Task requirements |
Below are some records. Pull every line that contains the word "document".

Records provided |

[start]

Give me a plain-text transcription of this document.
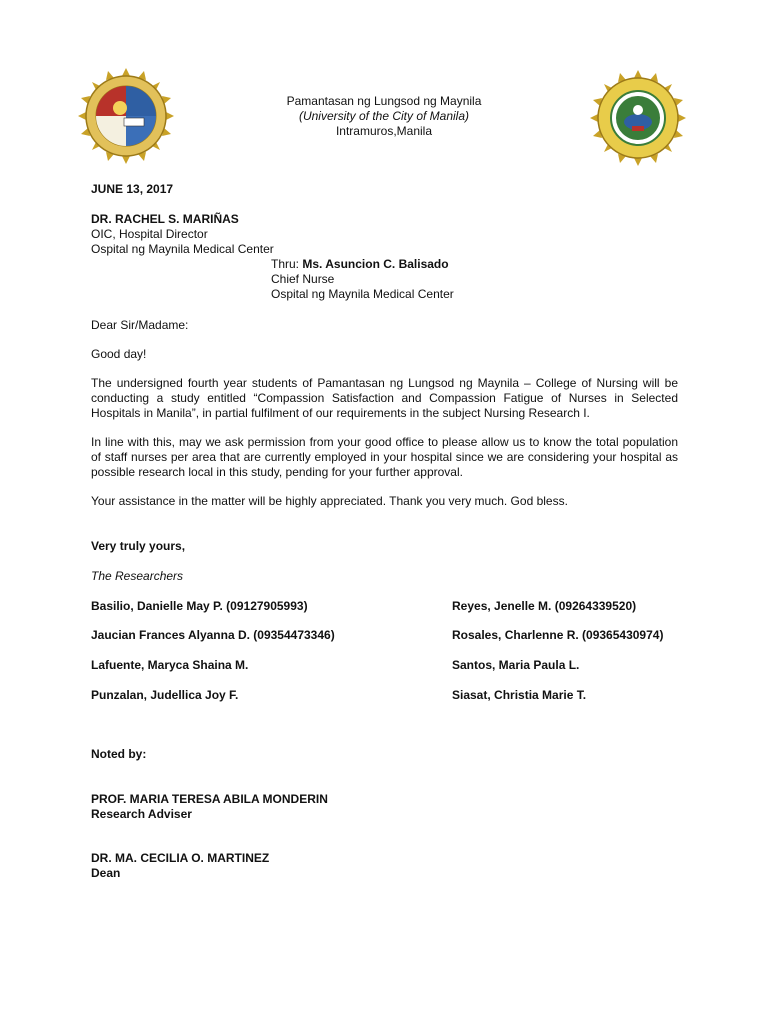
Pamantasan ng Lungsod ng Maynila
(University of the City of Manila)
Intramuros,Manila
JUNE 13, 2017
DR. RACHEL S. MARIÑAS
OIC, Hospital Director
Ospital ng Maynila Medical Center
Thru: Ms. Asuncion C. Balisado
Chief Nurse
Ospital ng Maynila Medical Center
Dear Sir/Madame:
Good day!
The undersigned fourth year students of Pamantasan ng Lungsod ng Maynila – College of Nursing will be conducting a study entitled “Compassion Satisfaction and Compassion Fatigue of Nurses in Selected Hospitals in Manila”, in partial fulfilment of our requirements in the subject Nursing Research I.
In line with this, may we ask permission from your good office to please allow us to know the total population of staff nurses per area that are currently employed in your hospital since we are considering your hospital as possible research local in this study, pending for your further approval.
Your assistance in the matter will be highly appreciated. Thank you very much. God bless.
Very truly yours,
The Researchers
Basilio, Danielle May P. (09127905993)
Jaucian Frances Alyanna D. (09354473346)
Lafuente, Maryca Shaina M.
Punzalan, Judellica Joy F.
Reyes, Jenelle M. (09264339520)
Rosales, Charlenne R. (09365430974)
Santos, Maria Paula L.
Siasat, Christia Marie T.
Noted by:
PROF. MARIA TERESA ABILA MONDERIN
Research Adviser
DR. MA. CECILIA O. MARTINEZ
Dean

[end]
[start]

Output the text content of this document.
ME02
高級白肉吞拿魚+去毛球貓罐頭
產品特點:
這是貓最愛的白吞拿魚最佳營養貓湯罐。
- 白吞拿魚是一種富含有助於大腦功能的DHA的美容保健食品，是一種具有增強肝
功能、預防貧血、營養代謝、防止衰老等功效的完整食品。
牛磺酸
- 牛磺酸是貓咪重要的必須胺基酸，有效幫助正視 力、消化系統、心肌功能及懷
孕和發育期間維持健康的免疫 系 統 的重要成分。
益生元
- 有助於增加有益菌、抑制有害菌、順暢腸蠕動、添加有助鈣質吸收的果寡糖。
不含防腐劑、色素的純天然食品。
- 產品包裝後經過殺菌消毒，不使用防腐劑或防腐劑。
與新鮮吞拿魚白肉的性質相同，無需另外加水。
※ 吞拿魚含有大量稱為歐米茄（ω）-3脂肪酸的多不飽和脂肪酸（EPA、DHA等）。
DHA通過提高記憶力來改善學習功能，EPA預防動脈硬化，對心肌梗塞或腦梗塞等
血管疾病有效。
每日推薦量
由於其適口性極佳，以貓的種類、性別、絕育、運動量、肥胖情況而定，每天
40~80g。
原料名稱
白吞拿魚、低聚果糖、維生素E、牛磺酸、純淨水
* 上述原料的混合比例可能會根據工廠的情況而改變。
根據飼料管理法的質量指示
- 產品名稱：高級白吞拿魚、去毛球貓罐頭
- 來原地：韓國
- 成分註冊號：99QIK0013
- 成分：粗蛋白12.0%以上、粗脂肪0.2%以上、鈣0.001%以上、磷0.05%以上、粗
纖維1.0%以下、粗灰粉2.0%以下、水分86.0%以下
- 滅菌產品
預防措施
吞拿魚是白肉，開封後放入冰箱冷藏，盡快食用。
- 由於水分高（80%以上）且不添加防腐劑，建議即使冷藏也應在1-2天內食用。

[end]
[start]

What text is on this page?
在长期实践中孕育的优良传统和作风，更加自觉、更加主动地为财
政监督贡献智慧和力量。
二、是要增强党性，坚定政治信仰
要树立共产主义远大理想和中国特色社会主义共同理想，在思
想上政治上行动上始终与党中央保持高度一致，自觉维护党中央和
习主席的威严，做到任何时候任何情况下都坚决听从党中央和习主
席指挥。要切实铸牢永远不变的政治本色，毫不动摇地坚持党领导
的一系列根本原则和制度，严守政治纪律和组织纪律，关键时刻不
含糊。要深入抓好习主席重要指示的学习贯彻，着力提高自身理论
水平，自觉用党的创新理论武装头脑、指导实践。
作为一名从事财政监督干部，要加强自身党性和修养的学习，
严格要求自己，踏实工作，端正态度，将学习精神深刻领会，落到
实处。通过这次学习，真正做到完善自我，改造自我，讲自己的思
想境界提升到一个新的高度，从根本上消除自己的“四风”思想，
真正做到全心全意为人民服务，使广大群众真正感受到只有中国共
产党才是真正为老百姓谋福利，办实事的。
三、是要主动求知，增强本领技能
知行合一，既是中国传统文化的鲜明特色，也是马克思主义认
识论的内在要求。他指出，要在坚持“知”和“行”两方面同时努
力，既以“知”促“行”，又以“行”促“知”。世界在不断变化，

[end]

Answer for the task |
Give me a plain-text transcription of this document.
Output the text content of this document.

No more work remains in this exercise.